*TO DO*
In the listing below, count the lines with "Комната" and report only the figure.

*DATA ROWS*
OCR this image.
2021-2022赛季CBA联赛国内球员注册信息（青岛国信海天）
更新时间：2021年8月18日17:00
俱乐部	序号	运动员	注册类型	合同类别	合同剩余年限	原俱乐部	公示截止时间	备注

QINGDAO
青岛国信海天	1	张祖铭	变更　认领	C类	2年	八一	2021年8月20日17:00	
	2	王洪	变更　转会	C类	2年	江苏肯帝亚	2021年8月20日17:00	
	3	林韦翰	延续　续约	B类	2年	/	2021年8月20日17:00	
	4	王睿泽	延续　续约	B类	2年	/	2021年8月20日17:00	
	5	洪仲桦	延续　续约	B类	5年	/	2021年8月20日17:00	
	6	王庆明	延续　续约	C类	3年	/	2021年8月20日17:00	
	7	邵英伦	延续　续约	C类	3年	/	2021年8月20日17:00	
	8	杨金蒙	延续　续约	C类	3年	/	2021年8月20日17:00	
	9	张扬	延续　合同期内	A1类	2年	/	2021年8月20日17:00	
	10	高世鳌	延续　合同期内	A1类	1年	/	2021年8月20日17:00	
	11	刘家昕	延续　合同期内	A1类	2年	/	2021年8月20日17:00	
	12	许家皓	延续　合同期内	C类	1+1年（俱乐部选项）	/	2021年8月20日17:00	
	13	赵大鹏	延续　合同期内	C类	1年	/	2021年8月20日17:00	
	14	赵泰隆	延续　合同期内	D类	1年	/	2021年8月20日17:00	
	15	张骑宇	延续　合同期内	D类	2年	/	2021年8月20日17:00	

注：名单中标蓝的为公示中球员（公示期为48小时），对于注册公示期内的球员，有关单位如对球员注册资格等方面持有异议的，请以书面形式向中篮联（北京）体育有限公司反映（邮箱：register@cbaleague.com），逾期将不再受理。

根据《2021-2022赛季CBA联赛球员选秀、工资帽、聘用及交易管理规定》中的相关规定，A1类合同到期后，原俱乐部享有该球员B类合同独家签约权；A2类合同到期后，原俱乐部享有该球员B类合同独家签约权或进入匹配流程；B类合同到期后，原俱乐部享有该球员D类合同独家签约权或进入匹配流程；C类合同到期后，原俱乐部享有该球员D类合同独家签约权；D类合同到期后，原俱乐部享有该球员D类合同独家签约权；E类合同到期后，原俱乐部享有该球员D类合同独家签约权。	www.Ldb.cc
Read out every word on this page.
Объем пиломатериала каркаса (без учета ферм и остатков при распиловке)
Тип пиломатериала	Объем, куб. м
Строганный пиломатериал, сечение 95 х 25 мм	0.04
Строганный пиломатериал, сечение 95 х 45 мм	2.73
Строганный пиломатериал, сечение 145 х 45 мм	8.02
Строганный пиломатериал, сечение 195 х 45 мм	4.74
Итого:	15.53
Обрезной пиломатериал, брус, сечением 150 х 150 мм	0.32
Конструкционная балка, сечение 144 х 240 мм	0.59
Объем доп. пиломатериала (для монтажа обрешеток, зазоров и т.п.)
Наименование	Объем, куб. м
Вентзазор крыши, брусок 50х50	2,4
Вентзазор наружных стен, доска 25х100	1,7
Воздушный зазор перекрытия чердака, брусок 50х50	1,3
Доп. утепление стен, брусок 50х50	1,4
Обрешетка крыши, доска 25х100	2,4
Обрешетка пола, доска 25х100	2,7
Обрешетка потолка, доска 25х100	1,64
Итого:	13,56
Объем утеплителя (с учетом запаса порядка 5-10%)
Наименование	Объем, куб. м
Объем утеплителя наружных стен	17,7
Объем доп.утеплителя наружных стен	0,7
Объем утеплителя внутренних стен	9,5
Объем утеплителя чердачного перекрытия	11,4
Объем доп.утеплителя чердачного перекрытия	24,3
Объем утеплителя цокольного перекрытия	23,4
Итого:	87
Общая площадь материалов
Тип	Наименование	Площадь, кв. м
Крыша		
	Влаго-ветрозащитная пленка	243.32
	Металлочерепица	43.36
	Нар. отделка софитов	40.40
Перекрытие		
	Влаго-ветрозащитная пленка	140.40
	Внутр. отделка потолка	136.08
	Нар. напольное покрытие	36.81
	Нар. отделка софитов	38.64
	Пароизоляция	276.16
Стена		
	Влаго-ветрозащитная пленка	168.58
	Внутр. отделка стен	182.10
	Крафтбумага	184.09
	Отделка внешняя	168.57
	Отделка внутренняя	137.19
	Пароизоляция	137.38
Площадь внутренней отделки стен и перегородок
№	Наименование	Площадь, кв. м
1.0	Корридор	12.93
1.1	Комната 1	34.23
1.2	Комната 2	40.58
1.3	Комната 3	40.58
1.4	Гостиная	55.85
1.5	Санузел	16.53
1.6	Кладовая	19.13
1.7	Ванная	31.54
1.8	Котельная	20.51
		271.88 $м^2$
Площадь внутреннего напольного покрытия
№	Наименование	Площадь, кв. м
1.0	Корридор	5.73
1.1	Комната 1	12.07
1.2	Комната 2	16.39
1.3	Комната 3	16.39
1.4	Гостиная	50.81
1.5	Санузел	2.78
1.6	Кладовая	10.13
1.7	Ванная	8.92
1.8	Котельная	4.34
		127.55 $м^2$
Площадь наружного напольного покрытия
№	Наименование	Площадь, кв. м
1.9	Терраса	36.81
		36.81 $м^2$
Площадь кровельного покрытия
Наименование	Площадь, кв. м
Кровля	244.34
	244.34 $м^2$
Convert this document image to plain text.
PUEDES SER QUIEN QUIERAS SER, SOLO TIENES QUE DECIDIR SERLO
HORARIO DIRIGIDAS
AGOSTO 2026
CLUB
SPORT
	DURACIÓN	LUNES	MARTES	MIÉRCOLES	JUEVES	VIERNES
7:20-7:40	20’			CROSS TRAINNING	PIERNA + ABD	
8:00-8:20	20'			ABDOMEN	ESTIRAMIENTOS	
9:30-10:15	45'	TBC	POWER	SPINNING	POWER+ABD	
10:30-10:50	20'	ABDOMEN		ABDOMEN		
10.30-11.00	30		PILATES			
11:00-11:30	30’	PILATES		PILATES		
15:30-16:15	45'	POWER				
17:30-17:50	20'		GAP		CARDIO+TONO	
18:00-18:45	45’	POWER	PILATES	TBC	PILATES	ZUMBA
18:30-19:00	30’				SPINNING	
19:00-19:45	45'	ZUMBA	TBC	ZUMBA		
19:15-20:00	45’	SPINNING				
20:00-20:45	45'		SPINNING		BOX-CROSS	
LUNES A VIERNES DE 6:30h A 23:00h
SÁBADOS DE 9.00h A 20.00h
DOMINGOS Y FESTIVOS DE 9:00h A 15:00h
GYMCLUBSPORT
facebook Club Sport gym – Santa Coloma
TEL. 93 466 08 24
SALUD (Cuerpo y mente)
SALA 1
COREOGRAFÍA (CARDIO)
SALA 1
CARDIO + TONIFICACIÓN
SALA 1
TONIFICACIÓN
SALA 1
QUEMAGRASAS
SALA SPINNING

*REPLY TO THE TASK*
6